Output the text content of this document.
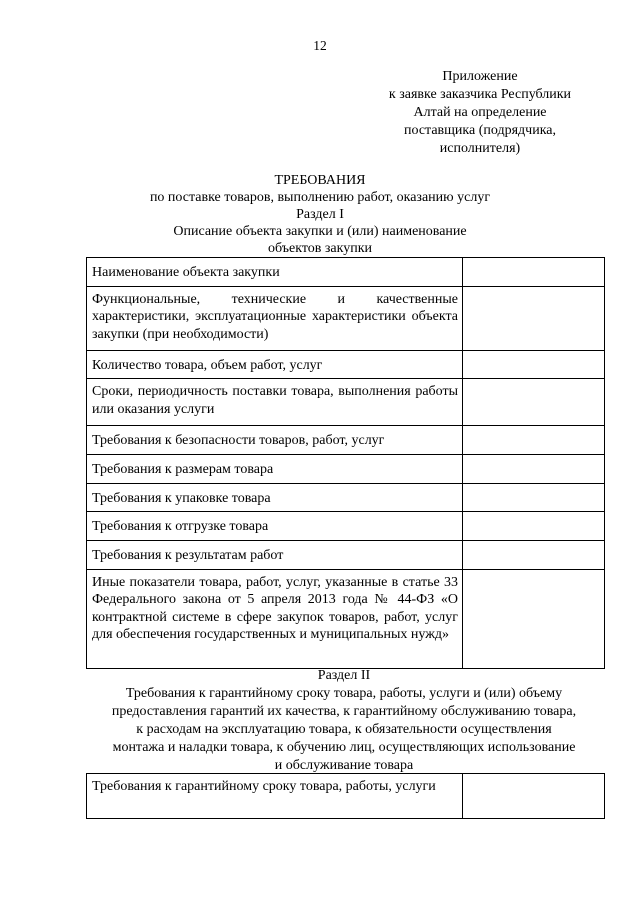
12
Приложение
к заявке заказчика Республики
Алтай на определение
поставщика (подрядчика,
исполнителя)
ТРЕБОВАНИЯ
по поставке товаров, выполнению работ, оказанию услуг
Раздел I
Описание объекта закупки и (или) наименование
объектов закупки
Наименование объекта закупки	

Функциональные, технические и качественные характеристики, эксплуатационные характеристики объекта закупки (при необходимости)	

Количество товара, объем работ, услуг	

Сроки, периодичность поставки товара, выполнения работы или оказания услуги	

Требования к безопасности товаров, работ, услуг	

Требования к размерам товара	

Требования к упаковке товара	

Требования к отгрузке товара	

Требования к результатам работ	

Иные показатели товара, работ, услуг, указанные в статье 33 Федерального закона от 5 апреля 2013 года № 44-ФЗ «О контрактной системе в сфере закупок товаров, работ, услуг для обеспечения государственных и муниципальных нужд»	

Раздел II
Требования к гарантийному сроку товара, работы, услуги и (или) объему
предоставления гарантий их качества, к гарантийному обслуживанию товара,
к расходам на эксплуатацию товара, к обязательности осуществления
монтажа и наладки товара, к обучению лиц, осуществляющих использование
и обслуживание товара
Требования к гарантийному сроку товара, работы, услуги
========================
Give back every line exactly as it stands, pictures excluded.

EXERCISE SOLUTION |
Output the text content of this document.
12
Приложение
к заявке заказчика Республики
Алтай на определение
поставщика (подрядчика,
исполнителя)
ТРЕБОВАНИЯ
по поставке товаров, выполнению работ, оказанию услуг
Раздел I
Описание объекта закупки и (или) наименование
объектов закупки
Наименование объекта закупки	

Функциональные, технические и качественные характеристики, эксплуатационные характеристики объекта закупки (при необходимости)	

Количество товара, объем работ, услуг	

Сроки, периодичность поставки товара, выполнения работы или оказания услуги	

Требования к безопасности товаров, работ, услуг	

Требования к размерам товара	

Требования к упаковке товара	

Требования к отгрузке товара	

Требования к результатам работ	

Иные показатели товара, работ, услуг, указанные в статье 33 Федерального закона от 5 апреля 2013 года № 44-ФЗ «О контрактной системе в сфере закупок товаров, работ, услуг для обеспечения государственных и муниципальных нужд»	

Раздел II
Требования к гарантийному сроку товара, работы, услуги и (или) объему
предоставления гарантий их качества, к гарантийному обслуживанию товара,
к расходам на эксплуатацию товара, к обязательности осуществления
монтажа и наладки товара, к обучению лиц, осуществляющих использование
и обслуживание товара
Требования к гарантийному сроку товара, работы, услуги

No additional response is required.